▶ **Exercise**:
Go through the entries below and collect each line with the string "Privileges" in it.

▶ **Data rows**:

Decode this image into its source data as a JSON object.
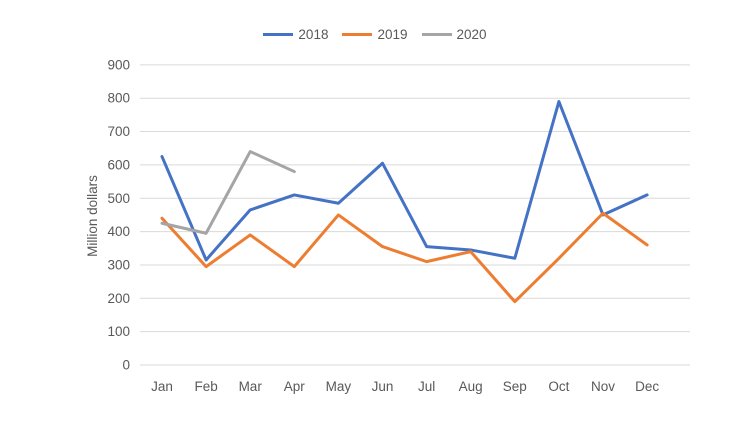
{
  "chart_data": {
    "type": "line",
    "title": "",
    "xlabel": "",
    "ylabel": "Million dollars",
    "categories": [
      "Jan",
      "Feb",
      "Mar",
      "Apr",
      "May",
      "Jun",
      "Jul",
      "Aug",
      "Sep",
      "Oct",
      "Nov",
      "Dec"
    ],
    "series": [
      {
        "name": "2018",
        "color": "#4472C4",
        "values": [
          625,
          315,
          465,
          510,
          485,
          605,
          355,
          345,
          320,
          790,
          450,
          510
        ]
      },
      {
        "name": "2019",
        "color": "#ED7D31",
        "values": [
          440,
          295,
          390,
          295,
          450,
          355,
          310,
          340,
          190,
          320,
          455,
          360
        ]
      },
      {
        "name": "2020",
        "color": "#A5A5A5",
        "values": [
          425,
          395,
          640,
          580,
          null,
          null,
          null,
          null,
          null,
          null,
          null,
          null
        ]
      }
    ],
    "ylim": [
      0,
      900
    ],
    "ytick_step": 100,
    "ytick_labels": [
      "0",
      "100",
      "200",
      "300",
      "400",
      "500",
      "600",
      "700",
      "800",
      "900"
    ],
    "grid": true,
    "legend_position": "top",
    "legend_labels": [
      "2018",
      "2019",
      "2020"
    ],
    "axis_text_color": "#595959",
    "gridline_color": "#D9D9D9",
    "background_color": "#FFFFFF"
  }
}
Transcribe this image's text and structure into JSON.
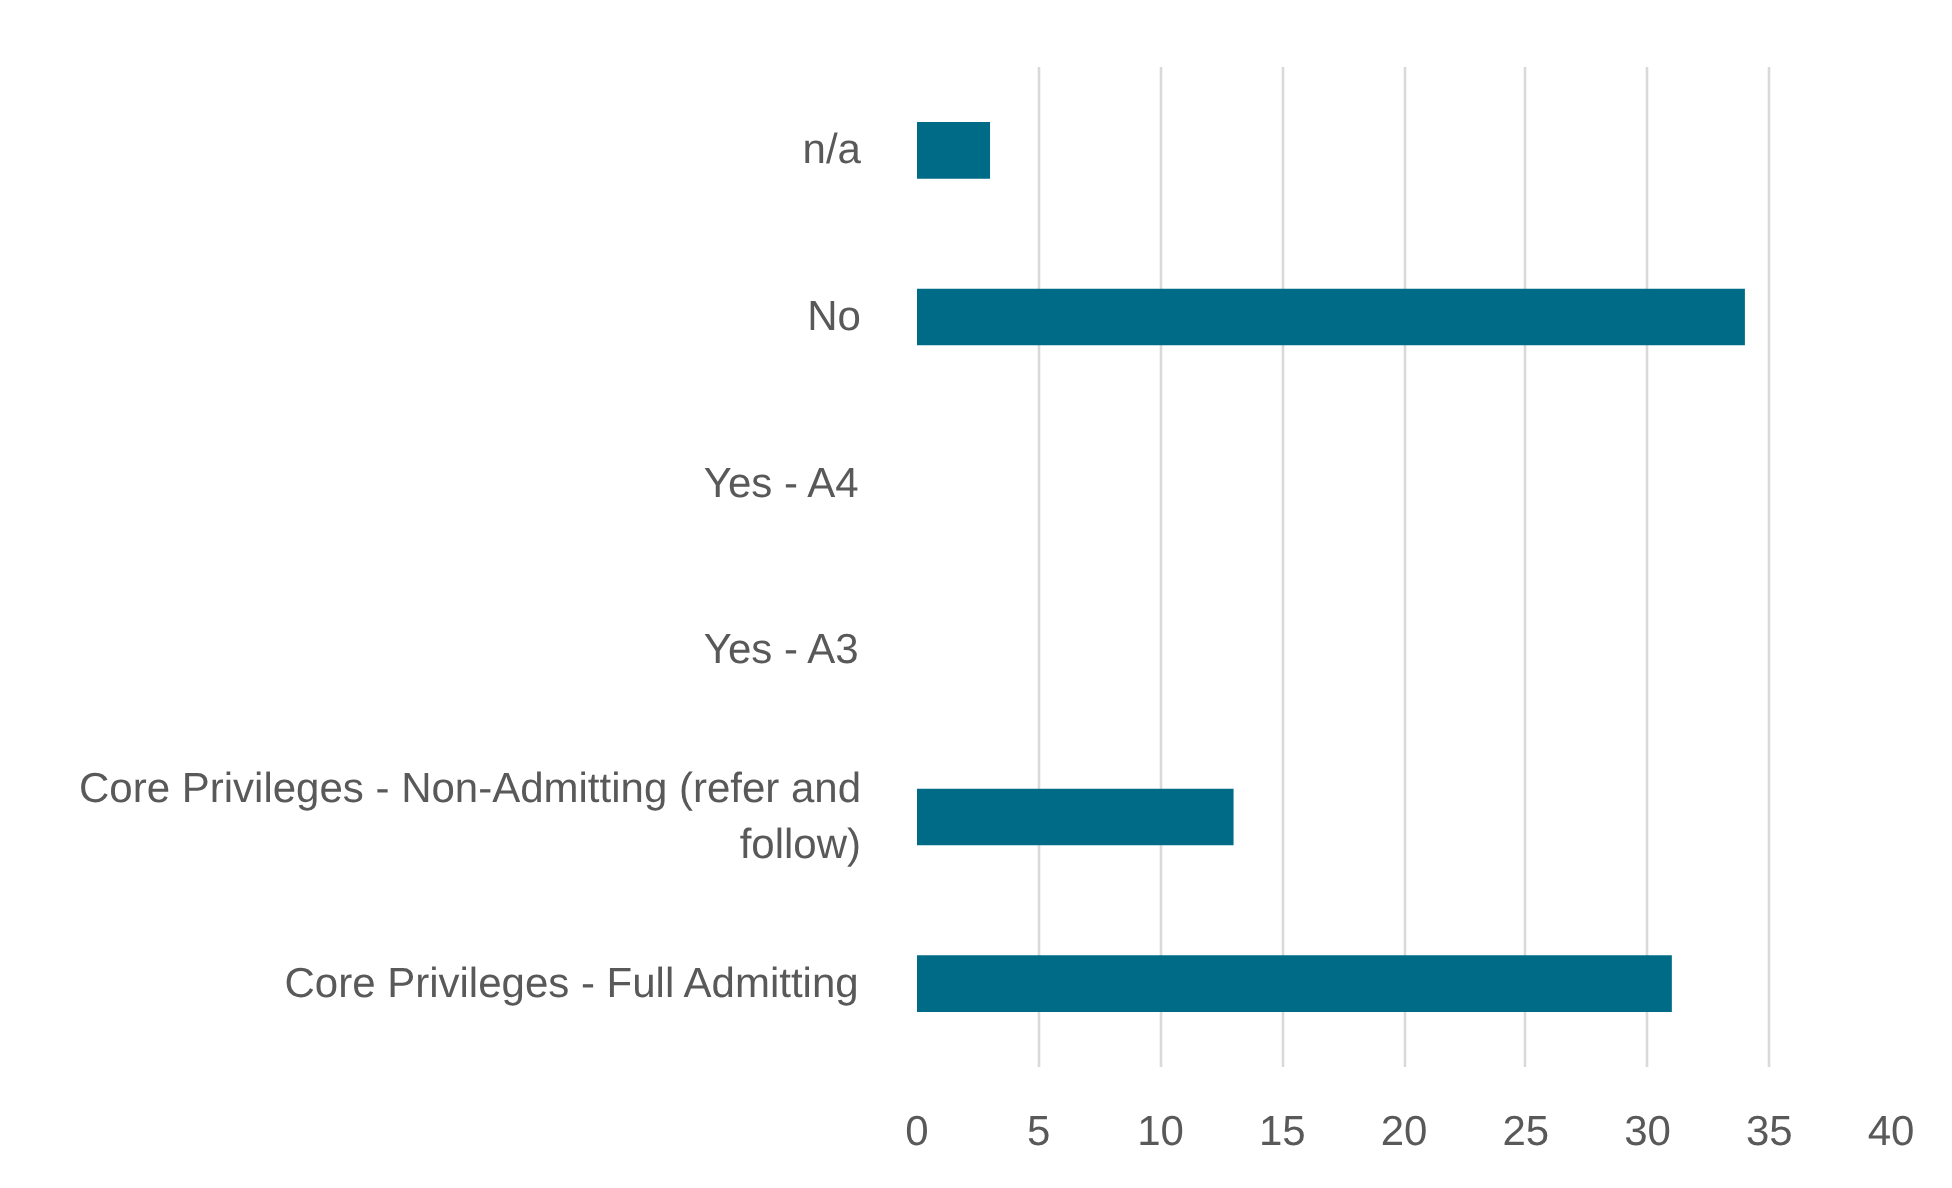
{
  "chart_data": {
    "type": "bar",
    "orientation": "horizontal",
    "categories": [
      "n/a",
      "No",
      "Yes - A4",
      "Yes - A3",
      "Core Privileges - Non-Admitting (refer and follow)",
      "Core Privileges - Full Admitting"
    ],
    "values": [
      3,
      34,
      0,
      0,
      13,
      31
    ],
    "color": "#006b87",
    "xlim": [
      0,
      40
    ],
    "xticks": [
      0,
      5,
      10,
      15,
      20,
      25,
      30,
      35,
      40
    ],
    "grid": "x"
  }
}
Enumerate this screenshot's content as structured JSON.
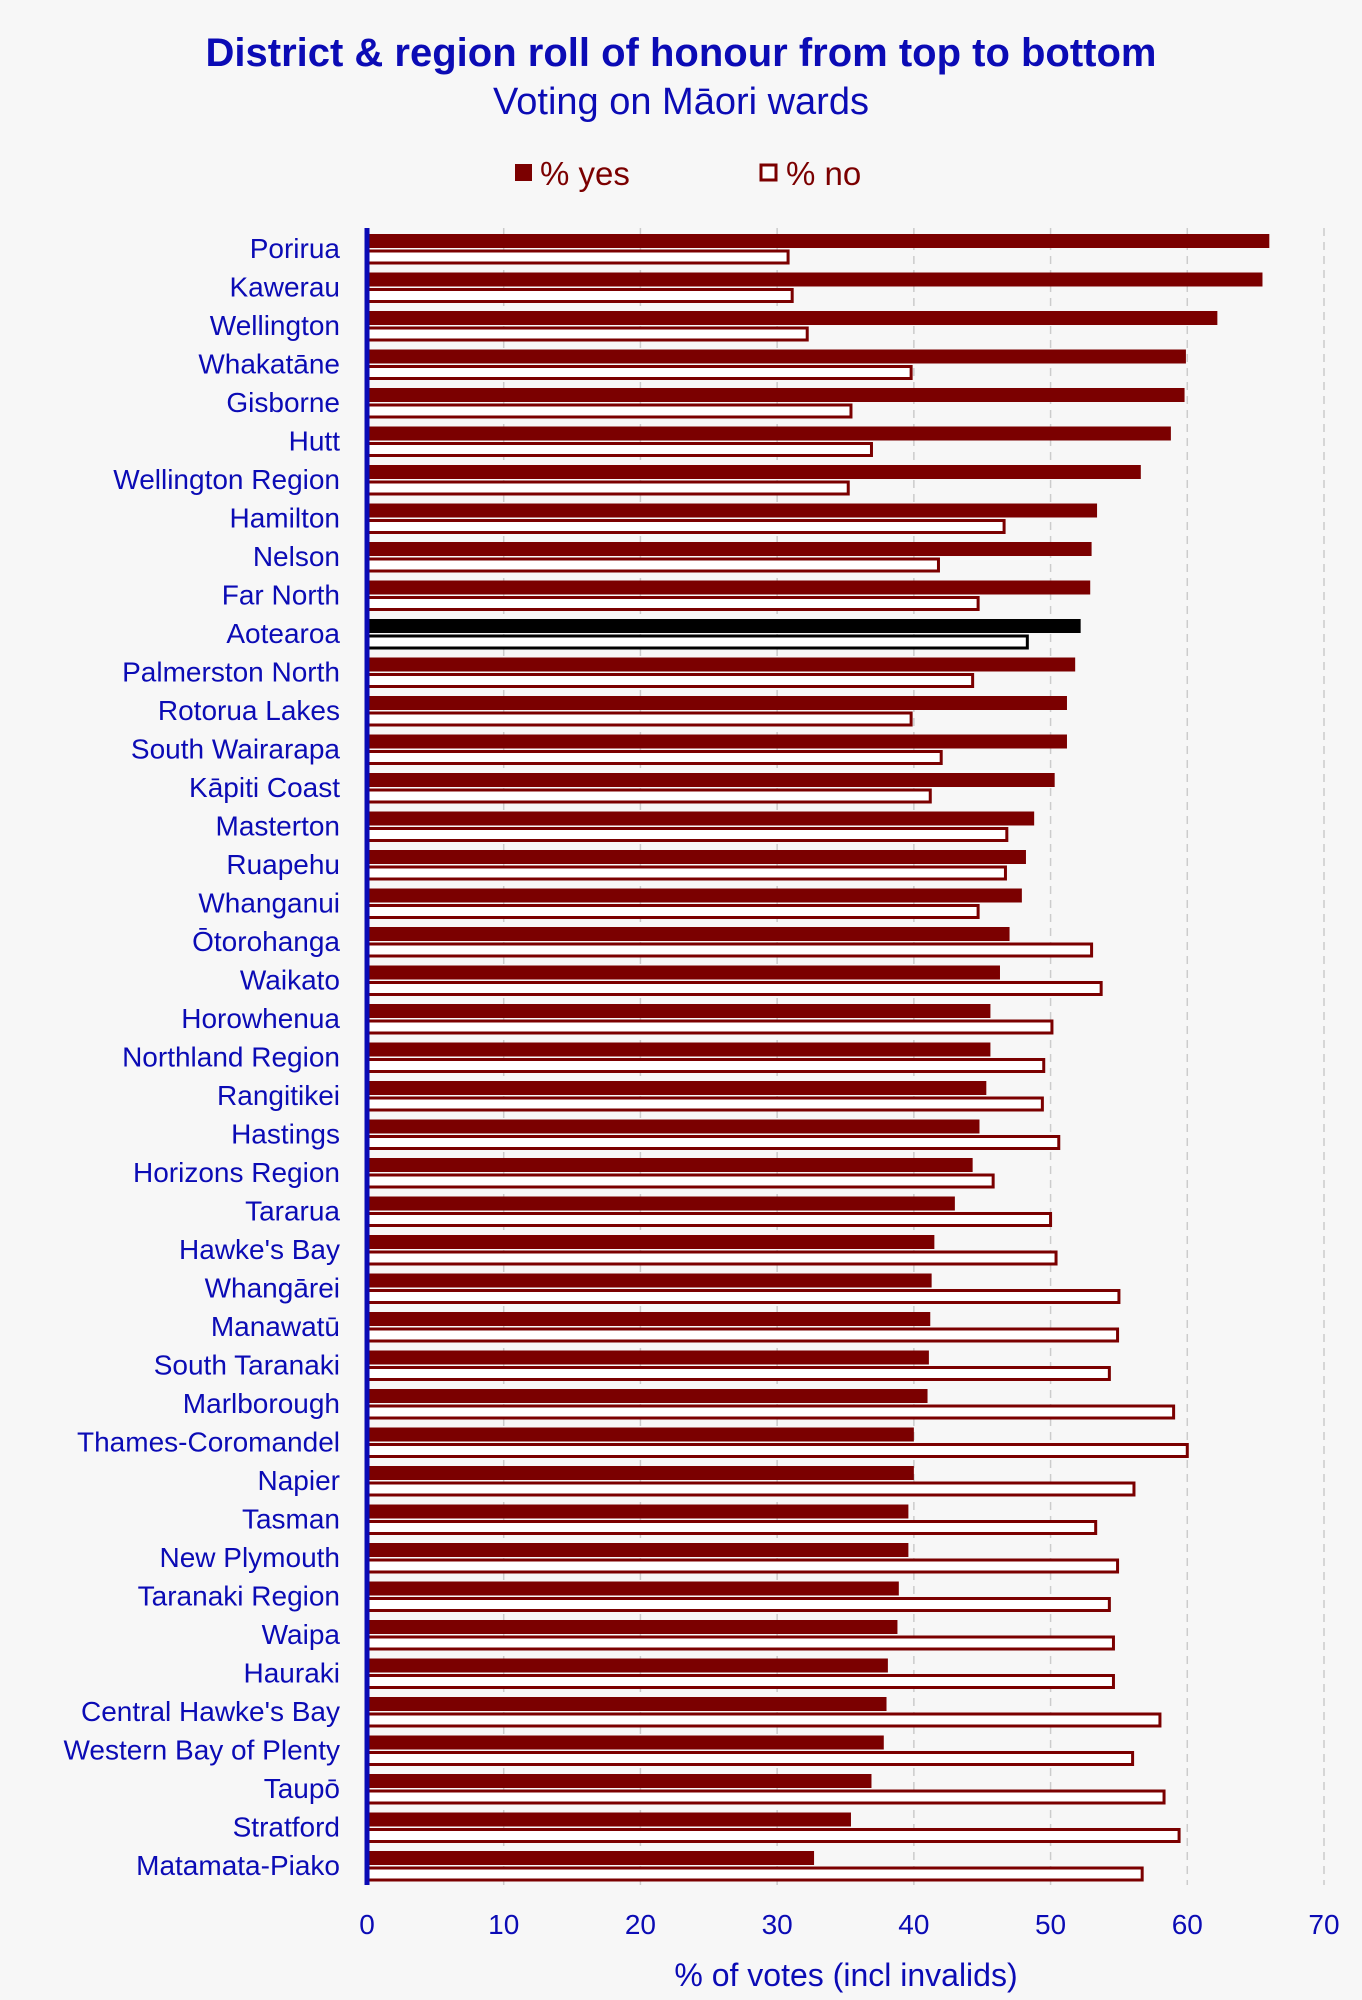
{
  "chart_data": {
    "type": "bar",
    "orientation": "horizontal",
    "title": "District & region roll of honour from top to bottom",
    "subtitle": "Voting on Māori wards",
    "xlabel": "% of votes (incl invalids)",
    "xlim": [
      0,
      70
    ],
    "xticks": [
      "0",
      "10",
      "20",
      "30",
      "40",
      "50",
      "60",
      "70"
    ],
    "grid": "vertical-dashed",
    "legend_position": "top",
    "highlight_category": "Aotearoa",
    "colors": {
      "yes": "#7b0000",
      "no_fill": "#ffffff",
      "no_stroke": "#7b0000",
      "highlight": "#000000",
      "axis": "#0b0bb5",
      "grid": "#cccccc"
    },
    "categories": [
      "Porirua",
      "Kawerau",
      "Wellington",
      "Whakatāne",
      "Gisborne",
      "Hutt",
      "Wellington Region",
      "Hamilton",
      "Nelson",
      "Far North",
      "Aotearoa",
      "Palmerston North",
      "Rotorua Lakes",
      "South Wairarapa",
      "Kāpiti Coast",
      "Masterton",
      "Ruapehu",
      "Whanganui",
      "Ōtorohanga",
      "Waikato",
      "Horowhenua",
      "Northland Region",
      "Rangitikei",
      "Hastings",
      "Horizons Region",
      "Tararua",
      "Hawke's Bay",
      "Whangārei",
      "Manawatū",
      "South Taranaki",
      "Marlborough",
      "Thames-Coromandel",
      "Napier",
      "Tasman",
      "New Plymouth",
      "Taranaki Region",
      "Waipa",
      "Hauraki",
      "Central Hawke's Bay",
      "Western Bay of Plenty",
      "Taupō",
      "Stratford",
      "Matamata-Piako"
    ],
    "series": [
      {
        "name": "% yes",
        "values": [
          66.0,
          65.5,
          62.2,
          59.9,
          59.8,
          58.8,
          56.6,
          53.4,
          53.0,
          52.9,
          52.2,
          51.8,
          51.2,
          51.2,
          50.3,
          48.8,
          48.2,
          47.9,
          47.0,
          46.3,
          45.6,
          45.6,
          45.3,
          44.8,
          44.3,
          43.0,
          41.5,
          41.3,
          41.2,
          41.1,
          41.0,
          40.0,
          40.0,
          39.6,
          39.6,
          38.9,
          38.8,
          38.1,
          38.0,
          37.8,
          36.9,
          35.4,
          32.7
        ]
      },
      {
        "name": "% no",
        "values": [
          30.8,
          31.1,
          32.2,
          39.8,
          35.4,
          36.9,
          35.2,
          46.6,
          41.8,
          44.7,
          48.3,
          44.3,
          39.8,
          42.0,
          41.2,
          46.8,
          46.7,
          44.7,
          53.0,
          53.7,
          50.1,
          49.5,
          49.4,
          50.6,
          45.8,
          50.0,
          50.4,
          55.0,
          54.9,
          54.3,
          59.0,
          60.0,
          56.1,
          53.3,
          54.9,
          54.3,
          54.6,
          54.6,
          58.0,
          56.0,
          58.3,
          59.4,
          56.7
        ]
      }
    ]
  }
}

▶ **Response**:
      "Core Privileges - Non-Admitting (refer and follow)",
      "Core Privileges - Full Admitting"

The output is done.